┌─ Provided information

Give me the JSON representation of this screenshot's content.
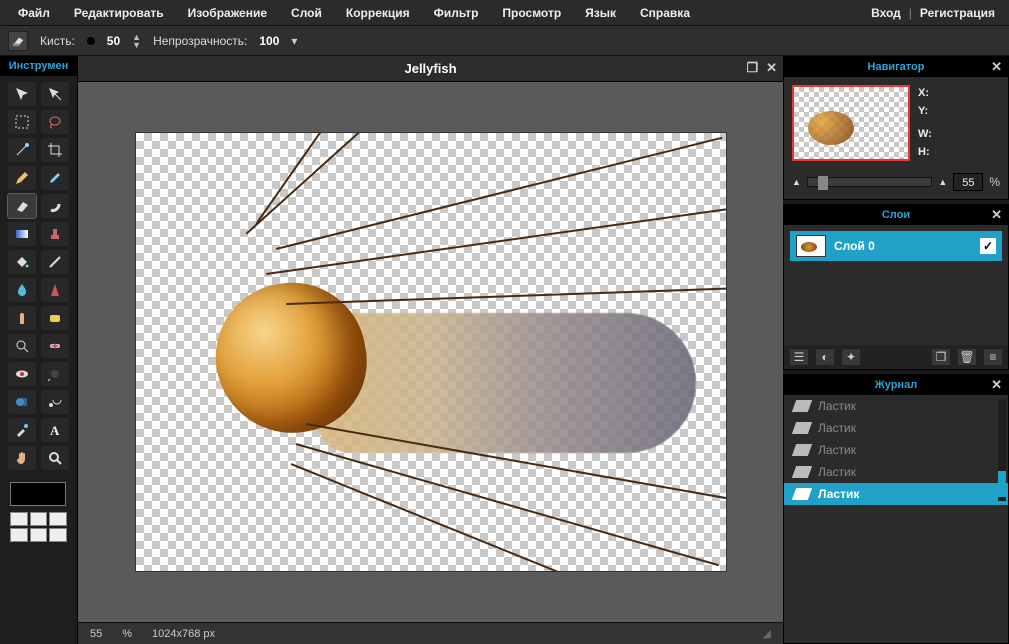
{
  "menu": {
    "file": "Файл",
    "edit": "Редактировать",
    "image": "Изображение",
    "layer": "Слой",
    "adjust": "Коррекция",
    "filter": "Фильтр",
    "view": "Просмотр",
    "lang": "Язык",
    "help": "Справка"
  },
  "auth": {
    "login": "Вход",
    "register": "Регистрация"
  },
  "options": {
    "brush_label": "Кисть:",
    "brush_size": "50",
    "opacity_label": "Непрозрачность:",
    "opacity_value": "100"
  },
  "tools_panel_title": "Инструмен",
  "document": {
    "title": "Jellyfish"
  },
  "status": {
    "zoom": "55",
    "zoom_pct": "%",
    "dims": "1024x768 px"
  },
  "navigator": {
    "title": "Навигатор",
    "x": "X:",
    "y": "Y:",
    "w": "W:",
    "h": "H:",
    "zoom": "55",
    "pct": "%"
  },
  "layers": {
    "title": "Слои",
    "items": [
      {
        "name": "Слой 0",
        "visible": true
      }
    ]
  },
  "history": {
    "title": "Журнал",
    "items": [
      {
        "label": "Ластик",
        "active": false
      },
      {
        "label": "Ластик",
        "active": false
      },
      {
        "label": "Ластик",
        "active": false
      },
      {
        "label": "Ластик",
        "active": false
      },
      {
        "label": "Ластик",
        "active": true
      }
    ]
  },
  "tool_names": [
    "move",
    "transform",
    "marquee",
    "lasso",
    "wand",
    "crop",
    "pencil",
    "brush",
    "eraser",
    "smudge",
    "gradient",
    "stamp",
    "paint-bucket",
    "line",
    "blur",
    "sharpen",
    "finger",
    "sponge",
    "magnify",
    "heal",
    "redeye",
    "dodge",
    "shape",
    "burn",
    "color-picker",
    "type",
    "hand",
    "zoom"
  ]
}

└─

Give the entries again without a single change, but with no pictures.

Give me the JSON representation of this screenshot's content.
{
  "menu": {
    "file": "Файл",
    "edit": "Редактировать",
    "image": "Изображение",
    "layer": "Слой",
    "adjust": "Коррекция",
    "filter": "Фильтр",
    "view": "Просмотр",
    "lang": "Язык",
    "help": "Справка"
  },
  "auth": {
    "login": "Вход",
    "register": "Регистрация"
  },
  "options": {
    "brush_label": "Кисть:",
    "brush_size": "50",
    "opacity_label": "Непрозрачность:",
    "opacity_value": "100"
  },
  "tools_panel_title": "Инструмен",
  "document": {
    "title": "Jellyfish"
  },
  "status": {
    "zoom": "55",
    "zoom_pct": "%",
    "dims": "1024x768 px"
  },
  "navigator": {
    "title": "Навигатор",
    "x": "X:",
    "y": "Y:",
    "w": "W:",
    "h": "H:",
    "zoom": "55",
    "pct": "%"
  },
  "layers": {
    "title": "Слои",
    "items": [
      {
        "name": "Слой 0",
        "visible": true
      }
    ]
  },
  "history": {
    "title": "Журнал",
    "items": [
      {
        "label": "Ластик",
        "active": false
      },
      {
        "label": "Ластик",
        "active": false
      },
      {
        "label": "Ластик",
        "active": false
      },
      {
        "label": "Ластик",
        "active": false
      },
      {
        "label": "Ластик",
        "active": true
      }
    ]
  },
  "tool_names": [
    "move",
    "transform",
    "marquee",
    "lasso",
    "wand",
    "crop",
    "pencil",
    "brush",
    "eraser",
    "smudge",
    "gradient",
    "stamp",
    "paint-bucket",
    "line",
    "blur",
    "sharpen",
    "finger",
    "sponge",
    "magnify",
    "heal",
    "redeye",
    "dodge",
    "shape",
    "burn",
    "color-picker",
    "type",
    "hand",
    "zoom"
  ]
}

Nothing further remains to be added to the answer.